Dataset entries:
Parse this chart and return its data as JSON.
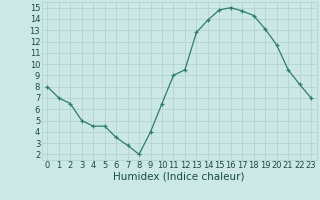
{
  "x": [
    0,
    1,
    2,
    3,
    4,
    5,
    6,
    7,
    8,
    9,
    10,
    11,
    12,
    13,
    14,
    15,
    16,
    17,
    18,
    19,
    20,
    21,
    22,
    23
  ],
  "y": [
    8.0,
    7.0,
    6.5,
    5.0,
    4.5,
    4.5,
    3.5,
    2.8,
    2.0,
    4.0,
    6.5,
    9.0,
    9.5,
    12.8,
    13.9,
    14.8,
    15.0,
    14.7,
    14.3,
    13.1,
    11.7,
    9.5,
    8.2,
    7.0
  ],
  "line_color": "#2e7d6e",
  "marker": "+",
  "bg_color": "#cce8e6",
  "grid_color": "#aed0cc",
  "xlabel": "Humidex (Indice chaleur)",
  "xlim": [
    -0.5,
    23.5
  ],
  "ylim": [
    1.5,
    15.5
  ],
  "xticks": [
    0,
    1,
    2,
    3,
    4,
    5,
    6,
    7,
    8,
    9,
    10,
    11,
    12,
    13,
    14,
    15,
    16,
    17,
    18,
    19,
    20,
    21,
    22,
    23
  ],
  "yticks": [
    2,
    3,
    4,
    5,
    6,
    7,
    8,
    9,
    10,
    11,
    12,
    13,
    14,
    15
  ],
  "label_color": "#1a4a44",
  "tick_fontsize": 6.0,
  "xlabel_fontsize": 7.5
}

**The problem**
Transcribe the records above exactly as they appear, leaving out any pictures.

**Complete response**
Parse this chart and return its data as JSON.
{
  "x": [
    0,
    1,
    2,
    3,
    4,
    5,
    6,
    7,
    8,
    9,
    10,
    11,
    12,
    13,
    14,
    15,
    16,
    17,
    18,
    19,
    20,
    21,
    22,
    23
  ],
  "y": [
    8.0,
    7.0,
    6.5,
    5.0,
    4.5,
    4.5,
    3.5,
    2.8,
    2.0,
    4.0,
    6.5,
    9.0,
    9.5,
    12.8,
    13.9,
    14.8,
    15.0,
    14.7,
    14.3,
    13.1,
    11.7,
    9.5,
    8.2,
    7.0
  ],
  "line_color": "#2e7d6e",
  "marker": "+",
  "bg_color": "#cce8e6",
  "grid_color": "#aed0cc",
  "xlabel": "Humidex (Indice chaleur)",
  "xlim": [
    -0.5,
    23.5
  ],
  "ylim": [
    1.5,
    15.5
  ],
  "xticks": [
    0,
    1,
    2,
    3,
    4,
    5,
    6,
    7,
    8,
    9,
    10,
    11,
    12,
    13,
    14,
    15,
    16,
    17,
    18,
    19,
    20,
    21,
    22,
    23
  ],
  "yticks": [
    2,
    3,
    4,
    5,
    6,
    7,
    8,
    9,
    10,
    11,
    12,
    13,
    14,
    15
  ],
  "label_color": "#1a4a44",
  "tick_fontsize": 6.0,
  "xlabel_fontsize": 7.5
}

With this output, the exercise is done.